> [SHORT TASK]:
Copy the data precisely, character for character, and leave out every picture.

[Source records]

##########

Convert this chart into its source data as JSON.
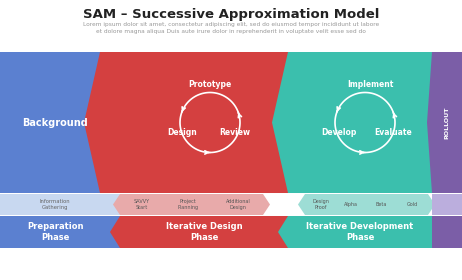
{
  "title": "SAM – Successive Approximation Model",
  "subtitle": "Lorem ipsum dolor sit amet, consectetur adipiscing elit, sed do eiusmod tempor incididunt ut labore\net dolore magna aliqua Duis aute irure dolor in reprehenderit in voluptate velit esse sed do",
  "bg_color": "#ffffff",
  "title_color": "#222222",
  "subtitle_color": "#999999",
  "blue_color": "#5b80d0",
  "red_color": "#d44040",
  "teal_color": "#3bbfad",
  "purple_color": "#7b5ea7",
  "light_blue": "#c8d8f0",
  "light_red": "#e8aaaa",
  "light_teal": "#9dddd5",
  "light_purple": "#bbaedd",
  "rollout_text": "ROLLOUT",
  "left_label": "Background",
  "cycle1_labels": [
    "Prototype",
    "Design",
    "Review"
  ],
  "cycle2_labels": [
    "Implement",
    "Develop",
    "Evaluate"
  ],
  "bottom_labels_blue": [
    "Information\nGathering"
  ],
  "bottom_labels_red": [
    "SAVVY\nStart",
    "Project\nPlanning",
    "Additional\nDesign"
  ],
  "bottom_labels_teal": [
    "Design\nProof",
    "Alpha",
    "Beta",
    "Gold"
  ],
  "phase_labels": [
    "Preparation\nPhase",
    "Iterative Design\nPhase",
    "Iterative Development\nPhase"
  ]
}
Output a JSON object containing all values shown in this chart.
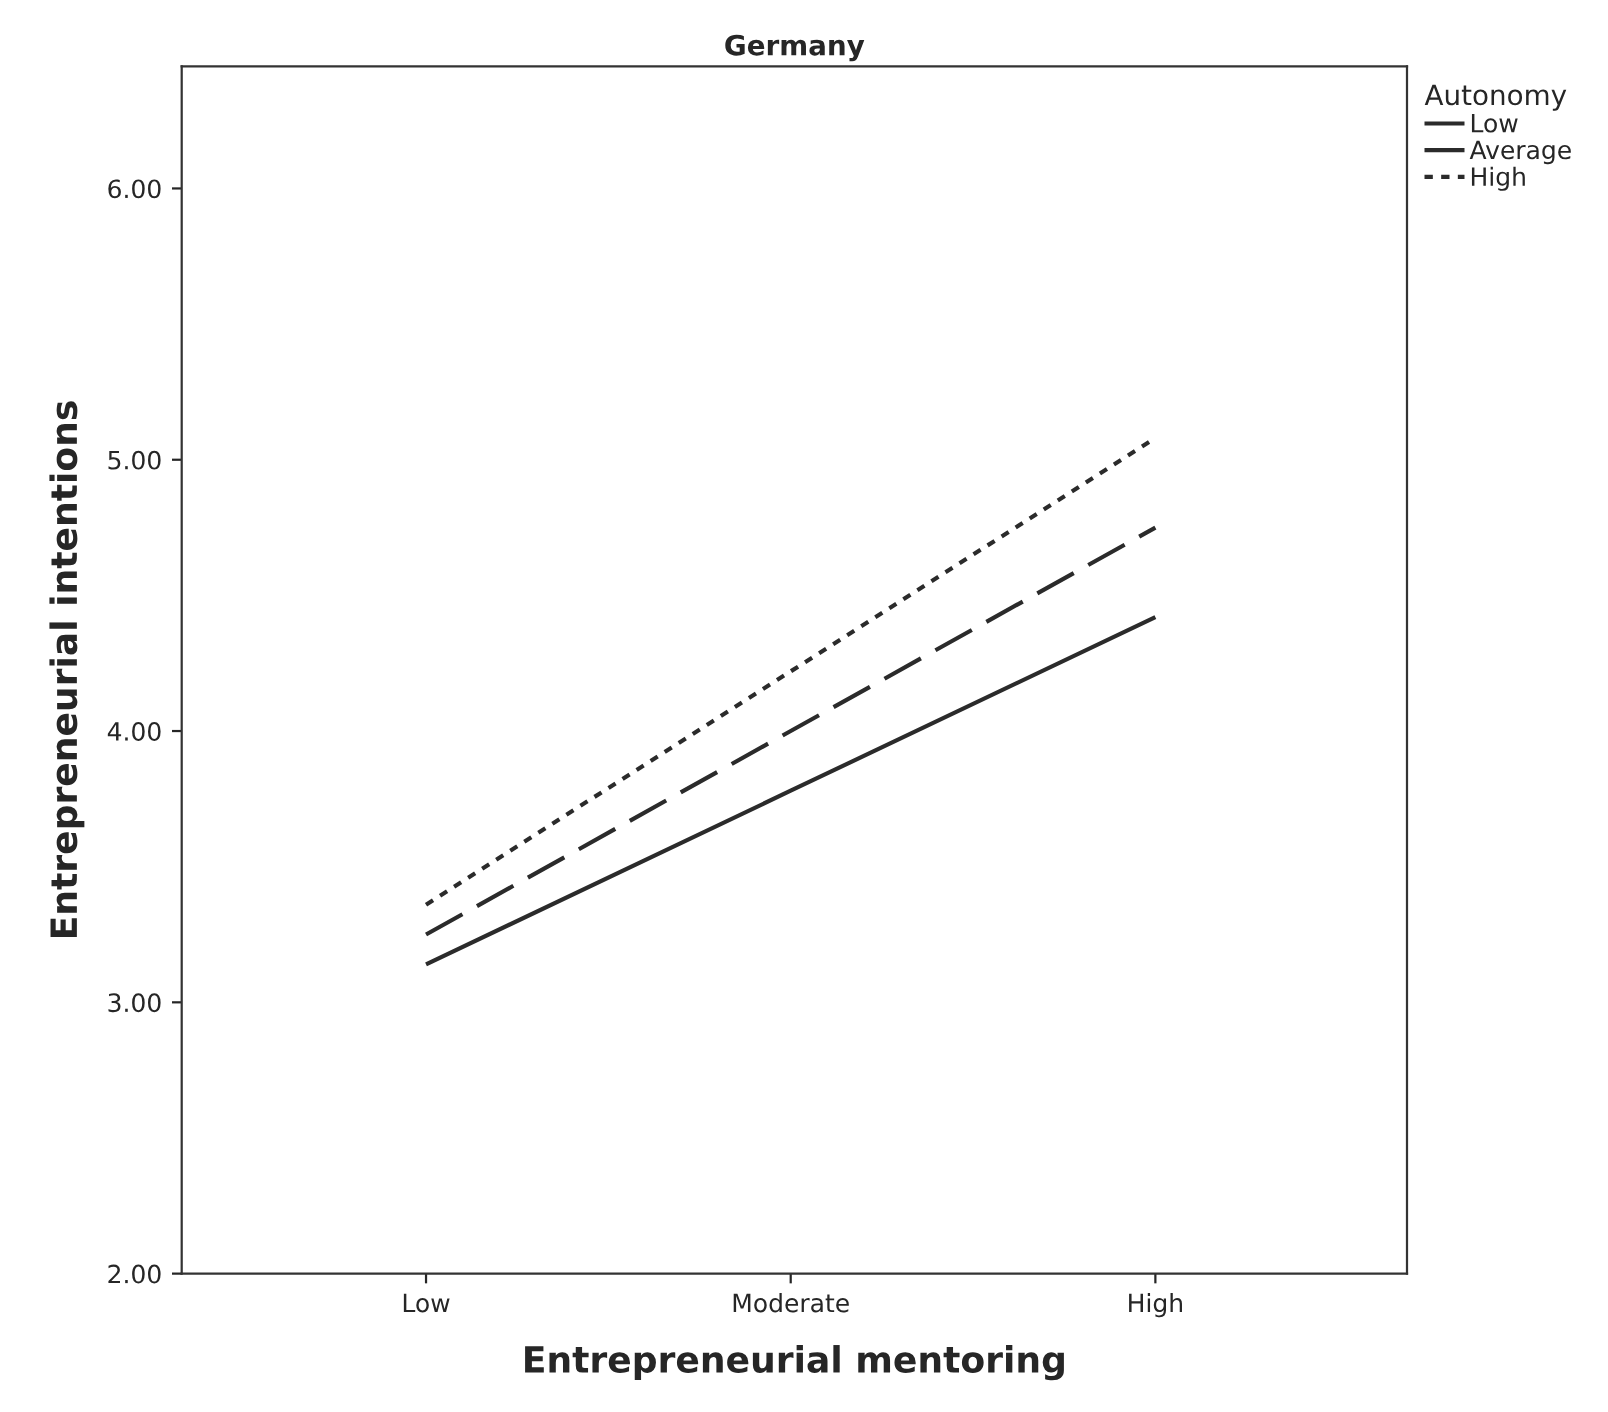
{
  "chart_data": {
    "type": "line",
    "title": "Germany",
    "xlabel": "Entrepreneurial mentoring",
    "ylabel": "Entrepreneurial intentions",
    "legend_title": "Autonomy",
    "categories": [
      "Low",
      "Moderate",
      "High"
    ],
    "series": [
      {
        "name": "Low",
        "color": "#2b2b2b",
        "line_style": "solid",
        "values": [
          3.14,
          3.78,
          4.42
        ]
      },
      {
        "name": "Average",
        "color": "#2b2b2b",
        "line_style": "dashed",
        "values": [
          3.25,
          4.0,
          4.75
        ]
      },
      {
        "name": "High",
        "color": "#2b2b2b",
        "line_style": "dotted",
        "values": [
          3.36,
          4.22,
          5.08
        ]
      }
    ],
    "ylim": [
      2.0,
      6.45
    ],
    "yticks": [
      {
        "value": 2,
        "label": "2.00"
      },
      {
        "value": 3,
        "label": "3.00"
      },
      {
        "value": 4,
        "label": "4.00"
      },
      {
        "value": 5,
        "label": "5.00"
      },
      {
        "value": 6,
        "label": "6.00"
      }
    ],
    "grid": false,
    "legend": "top right",
    "marker": "none"
  }
}
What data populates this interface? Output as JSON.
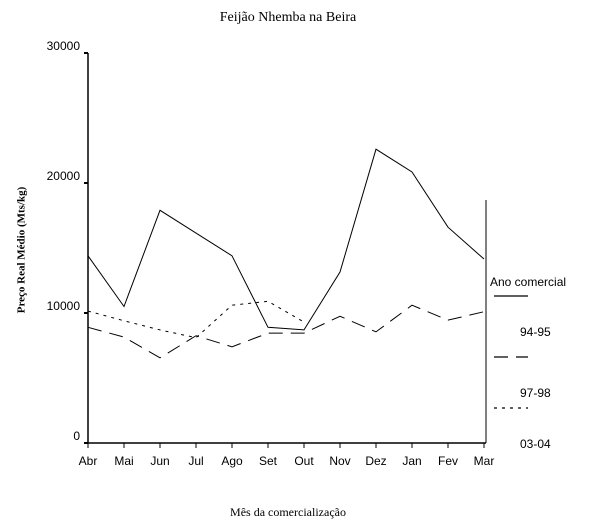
{
  "chart_data": {
    "type": "line",
    "title": "Feijão Nhemba na Beira",
    "x_label": "Mês da comercialização",
    "y_label": "Preço Real Médio (Mts/kg)",
    "categories": [
      "Abr",
      "Mai",
      "Jun",
      "Jul",
      "Ago",
      "Set",
      "Out",
      "Nov",
      "Dez",
      "Jan",
      "Fev",
      "Mar"
    ],
    "series": [
      {
        "name": "94-95",
        "color": "#000000",
        "style": "solid",
        "values": [
          14400,
          10500,
          17900,
          16150,
          14400,
          8900,
          8700,
          13150,
          22600,
          20850,
          16600,
          14150
        ]
      },
      {
        "name": "97-98",
        "color": "#000000",
        "style": "dashed",
        "values": [
          8900,
          8150,
          6550,
          8250,
          7400,
          8450,
          8450,
          9750,
          8550,
          10600,
          9450,
          10100
        ]
      },
      {
        "name": "03-04",
        "color": "#000000",
        "style": "dotted",
        "values": [
          10150,
          9400,
          8700,
          8100,
          10600,
          10900,
          9300,
          null,
          null,
          null,
          null,
          null
        ]
      }
    ],
    "legend_title": "Ano comercial",
    "legend": "right",
    "ylim": [
      0,
      30000
    ],
    "yticks": [
      0,
      10000,
      20000,
      30000
    ]
  }
}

##########

> [SOLUTION TO THIS PROBLEM]:
Convert this chart into its source data as JSON.
{
  "title": "SAM – Successive Approximation Model",
  "subtitle": "Lorem ipsum dolor sit amet, consectetur adipiscing elit, sed do eiusmod tempor incididunt ut labore\net dolore magna aliqua Duis aute irure dolor in reprehenderit in voluptate velit esse sed do",
  "bg_color": "#ffffff",
  "title_color": "#222222",
  "subtitle_color": "#999999",
  "blue_color": "#5b80d0",
  "red_color": "#d44040",
  "teal_color": "#3bbfad",
  "purple_color": "#7b5ea7",
  "light_blue": "#c8d8f0",
  "light_red": "#e8aaaa",
  "light_teal": "#9dddd5",
  "light_purple": "#bbaedd",
  "rollout_text": "ROLLOUT",
  "left_label": "Background",
  "cycle1_labels": [
    "Prototype",
    "Design",
    "Review"
  ],
  "cycle2_labels": [
    "Implement",
    "Develop",
    "Evaluate"
  ],
  "bottom_labels_blue": [
    "Information\nGathering"
  ],
  "bottom_labels_red": [
    "SAVVY\nStart",
    "Project\nPlanning",
    "Additional\nDesign"
  ],
  "bottom_labels_teal": [
    "Design\nProof",
    "Alpha",
    "Beta",
    "Gold"
  ],
  "phase_labels": [
    "Preparation\nPhase",
    "Iterative Design\nPhase",
    "Iterative Development\nPhase"
  ]
}
Output a JSON object containing all values shown in this chart.
{
  "chart_data": {
    "type": "line",
    "title": "Germany",
    "xlabel": "Entrepreneurial mentoring",
    "ylabel": "Entrepreneurial intentions",
    "legend_title": "Autonomy",
    "categories": [
      "Low",
      "Moderate",
      "High"
    ],
    "series": [
      {
        "name": "Low",
        "color": "#2b2b2b",
        "line_style": "solid",
        "values": [
          3.14,
          3.78,
          4.42
        ]
      },
      {
        "name": "Average",
        "color": "#2b2b2b",
        "line_style": "dashed",
        "values": [
          3.25,
          4.0,
          4.75
        ]
      },
      {
        "name": "High",
        "color": "#2b2b2b",
        "line_style": "dotted",
        "values": [
          3.36,
          4.22,
          5.08
        ]
      }
    ],
    "ylim": [
      2.0,
      6.45
    ],
    "yticks": [
      {
        "value": 2,
        "label": "2.00"
      },
      {
        "value": 3,
        "label": "3.00"
      },
      {
        "value": 4,
        "label": "4.00"
      },
      {
        "value": 5,
        "label": "5.00"
      },
      {
        "value": 6,
        "label": "6.00"
      }
    ],
    "grid": false,
    "legend": "top right",
    "marker": "none"
  }
}
What data populates this interface? Output as JSON.
{
  "chart_data": {
    "type": "line",
    "title": "Feijão Nhemba na Beira",
    "x_label": "Mês da comercialização",
    "y_label": "Preço Real Médio (Mts/kg)",
    "categories": [
      "Abr",
      "Mai",
      "Jun",
      "Jul",
      "Ago",
      "Set",
      "Out",
      "Nov",
      "Dez",
      "Jan",
      "Fev",
      "Mar"
    ],
    "series": [
      {
        "name": "94-95",
        "color": "#000000",
        "style": "solid",
        "values": [
          14400,
          10500,
          17900,
          16150,
          14400,
          8900,
          8700,
          13150,
          22600,
          20850,
          16600,
          14150
        ]
      },
      {
        "name": "97-98",
        "color": "#000000",
        "style": "dashed",
        "values": [
          8900,
          8150,
          6550,
          8250,
          7400,
          8450,
          8450,
          9750,
          8550,
          10600,
          9450,
          10100
        ]
      },
      {
        "name": "03-04",
        "color": "#000000",
        "style": "dotted",
        "values": [
          10150,
          9400,
          8700,
          8100,
          10600,
          10900,
          9300,
          null,
          null,
          null,
          null,
          null
        ]
      }
    ],
    "legend_title": "Ano comercial",
    "legend": "right",
    "ylim": [
      0,
      30000
    ],
    "yticks": [
      0,
      10000,
      20000,
      30000
    ]
  }
}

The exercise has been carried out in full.